• [What you are asked to do]
Collect each line of the entries that holds the string "hæmatoporphyrin".

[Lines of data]
----
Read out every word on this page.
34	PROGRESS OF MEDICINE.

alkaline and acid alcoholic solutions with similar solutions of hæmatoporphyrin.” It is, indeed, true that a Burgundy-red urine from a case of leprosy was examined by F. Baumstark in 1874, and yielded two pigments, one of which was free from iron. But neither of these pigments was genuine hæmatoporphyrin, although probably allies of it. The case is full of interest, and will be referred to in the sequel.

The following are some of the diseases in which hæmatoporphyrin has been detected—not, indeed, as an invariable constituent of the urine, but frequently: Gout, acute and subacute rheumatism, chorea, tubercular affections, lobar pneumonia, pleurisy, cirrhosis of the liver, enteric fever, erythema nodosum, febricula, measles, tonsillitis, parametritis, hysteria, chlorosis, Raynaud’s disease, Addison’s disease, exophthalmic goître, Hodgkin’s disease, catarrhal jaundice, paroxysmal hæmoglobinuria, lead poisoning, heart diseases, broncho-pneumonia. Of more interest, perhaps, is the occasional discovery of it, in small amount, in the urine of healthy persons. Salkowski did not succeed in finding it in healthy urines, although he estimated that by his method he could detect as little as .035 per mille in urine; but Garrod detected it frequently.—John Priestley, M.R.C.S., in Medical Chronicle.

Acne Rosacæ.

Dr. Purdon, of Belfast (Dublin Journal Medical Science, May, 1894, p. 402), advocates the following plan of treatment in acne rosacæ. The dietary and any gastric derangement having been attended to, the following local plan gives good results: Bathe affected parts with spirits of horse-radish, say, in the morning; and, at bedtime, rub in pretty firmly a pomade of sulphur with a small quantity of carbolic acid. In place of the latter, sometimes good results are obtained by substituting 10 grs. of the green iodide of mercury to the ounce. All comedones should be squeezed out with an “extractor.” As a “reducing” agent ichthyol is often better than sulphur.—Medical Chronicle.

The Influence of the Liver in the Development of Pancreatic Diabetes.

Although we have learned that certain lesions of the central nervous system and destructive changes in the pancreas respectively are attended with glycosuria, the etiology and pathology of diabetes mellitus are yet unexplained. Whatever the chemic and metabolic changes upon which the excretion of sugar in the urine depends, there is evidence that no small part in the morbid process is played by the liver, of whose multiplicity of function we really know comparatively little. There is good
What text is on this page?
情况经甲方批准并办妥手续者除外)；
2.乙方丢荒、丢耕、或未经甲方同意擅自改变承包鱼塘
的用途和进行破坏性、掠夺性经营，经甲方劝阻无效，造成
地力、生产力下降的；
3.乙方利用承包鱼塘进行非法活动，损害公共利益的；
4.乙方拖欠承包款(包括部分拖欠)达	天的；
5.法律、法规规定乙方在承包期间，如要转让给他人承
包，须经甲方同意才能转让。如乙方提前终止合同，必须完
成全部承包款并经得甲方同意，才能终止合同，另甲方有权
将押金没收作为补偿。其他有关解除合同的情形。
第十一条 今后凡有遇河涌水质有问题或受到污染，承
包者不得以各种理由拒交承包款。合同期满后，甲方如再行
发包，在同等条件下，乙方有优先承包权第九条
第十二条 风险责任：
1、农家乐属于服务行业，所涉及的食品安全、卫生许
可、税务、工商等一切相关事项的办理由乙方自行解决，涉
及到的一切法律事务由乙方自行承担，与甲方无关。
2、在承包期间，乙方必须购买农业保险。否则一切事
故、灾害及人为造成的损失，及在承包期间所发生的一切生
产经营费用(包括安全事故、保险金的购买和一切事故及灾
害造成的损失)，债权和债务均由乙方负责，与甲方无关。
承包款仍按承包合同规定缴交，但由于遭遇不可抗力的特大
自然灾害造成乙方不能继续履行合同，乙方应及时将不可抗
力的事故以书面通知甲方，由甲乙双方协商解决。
----
• [The output]
alkaline and acid alcoholic solutions with similar solutions of hæmatoporphyrin.” It is, indeed, true that a Burgundy-red urine from a case of leprosy was examined by F. Baumstark in 1874, and yielded two pigments, one of which was free from iron. But neither of these pigments was genuine hæmatoporphyrin, although probably allies of it. The case is full of interest, and will be referred to in the sequel.
The following are some of the diseases in which hæmatoporphyrin has been detected—not, indeed, as an invariable constituent of the urine, but frequently: Gout, acute and subacute rheumatism, chorea, tubercular affections, lobar pneumonia, pleurisy, cirrhosis of the liver, enteric fever, erythema nodosum, febricula, measles, tonsillitis, parametritis, hysteria, chlorosis, Raynaud’s disease, Addison’s disease, exophthalmic goître, Hodgkin’s disease, catarrhal jaundice, paroxysmal hæmoglobinuria, lead poisoning, heart diseases, broncho-pneumonia. Of more interest, perhaps, is the occasional discovery of it, in small amount, in the urine of healthy persons. Salkowski did not succeed in finding it in healthy urines, although he estimated that by his method he could detect as little as .035 per mille in urine; but Garrod detected it frequently.—John Priestley, M.R.C.S., in Medical Chronicle.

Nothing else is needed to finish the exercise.